DATASET RECORDS:

....................

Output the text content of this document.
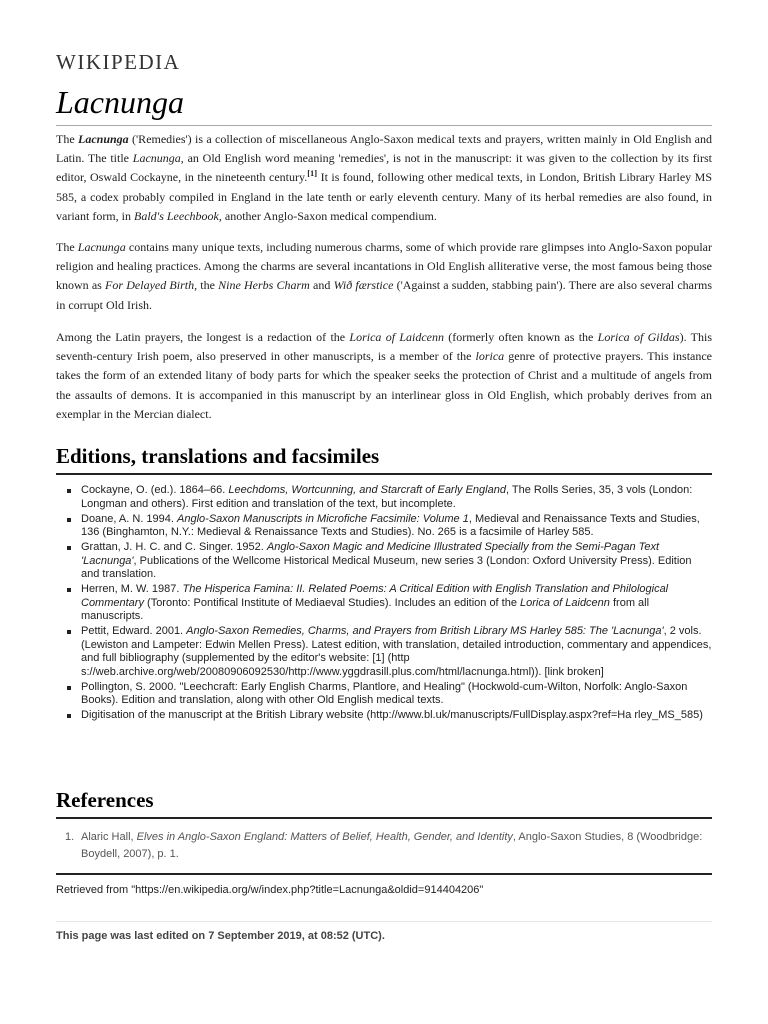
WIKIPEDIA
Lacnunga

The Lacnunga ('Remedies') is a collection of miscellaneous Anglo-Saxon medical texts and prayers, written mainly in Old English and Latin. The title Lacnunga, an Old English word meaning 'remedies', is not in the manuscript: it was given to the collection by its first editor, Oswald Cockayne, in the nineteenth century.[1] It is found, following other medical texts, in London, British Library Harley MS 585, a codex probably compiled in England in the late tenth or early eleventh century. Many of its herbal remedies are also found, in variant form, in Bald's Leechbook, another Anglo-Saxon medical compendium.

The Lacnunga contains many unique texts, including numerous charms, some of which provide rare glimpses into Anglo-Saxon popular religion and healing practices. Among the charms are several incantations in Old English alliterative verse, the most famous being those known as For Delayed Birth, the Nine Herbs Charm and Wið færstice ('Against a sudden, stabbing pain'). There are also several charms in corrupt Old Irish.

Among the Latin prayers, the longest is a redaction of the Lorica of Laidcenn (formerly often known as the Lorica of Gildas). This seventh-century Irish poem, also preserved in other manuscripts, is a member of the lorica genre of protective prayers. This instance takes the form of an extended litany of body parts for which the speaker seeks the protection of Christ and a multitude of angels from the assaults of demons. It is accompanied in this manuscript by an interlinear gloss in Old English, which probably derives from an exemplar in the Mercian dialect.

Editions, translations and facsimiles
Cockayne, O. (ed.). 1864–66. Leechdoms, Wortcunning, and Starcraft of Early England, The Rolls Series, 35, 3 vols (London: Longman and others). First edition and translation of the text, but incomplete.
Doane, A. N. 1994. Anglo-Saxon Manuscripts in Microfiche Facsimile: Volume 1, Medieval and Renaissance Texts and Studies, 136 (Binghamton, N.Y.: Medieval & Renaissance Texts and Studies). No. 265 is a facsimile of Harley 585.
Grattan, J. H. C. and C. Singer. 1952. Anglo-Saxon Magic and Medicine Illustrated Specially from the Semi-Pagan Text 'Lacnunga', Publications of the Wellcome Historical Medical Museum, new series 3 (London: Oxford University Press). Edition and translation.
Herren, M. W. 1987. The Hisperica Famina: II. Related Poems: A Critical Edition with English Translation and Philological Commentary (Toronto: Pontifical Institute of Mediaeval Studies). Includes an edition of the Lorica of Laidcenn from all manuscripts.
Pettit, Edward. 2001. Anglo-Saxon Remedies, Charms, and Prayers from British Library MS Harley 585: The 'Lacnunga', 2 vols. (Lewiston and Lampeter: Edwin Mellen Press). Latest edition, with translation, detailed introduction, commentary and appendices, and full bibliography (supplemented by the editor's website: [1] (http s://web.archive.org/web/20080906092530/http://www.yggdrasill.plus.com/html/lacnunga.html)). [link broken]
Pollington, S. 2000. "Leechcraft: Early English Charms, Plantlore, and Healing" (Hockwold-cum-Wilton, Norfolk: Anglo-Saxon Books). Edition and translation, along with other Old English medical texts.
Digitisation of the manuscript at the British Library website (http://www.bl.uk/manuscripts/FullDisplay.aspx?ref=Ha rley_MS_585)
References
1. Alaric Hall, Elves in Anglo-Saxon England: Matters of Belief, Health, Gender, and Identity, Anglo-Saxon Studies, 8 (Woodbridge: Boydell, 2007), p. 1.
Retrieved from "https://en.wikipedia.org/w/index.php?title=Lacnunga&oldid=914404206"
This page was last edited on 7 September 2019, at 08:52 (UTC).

....................

WHAT THIS TASK INVOLVES: The answer must consist solely of the number of lines in the entries that contain the word "website".

EXERCISE RESPONSE: 2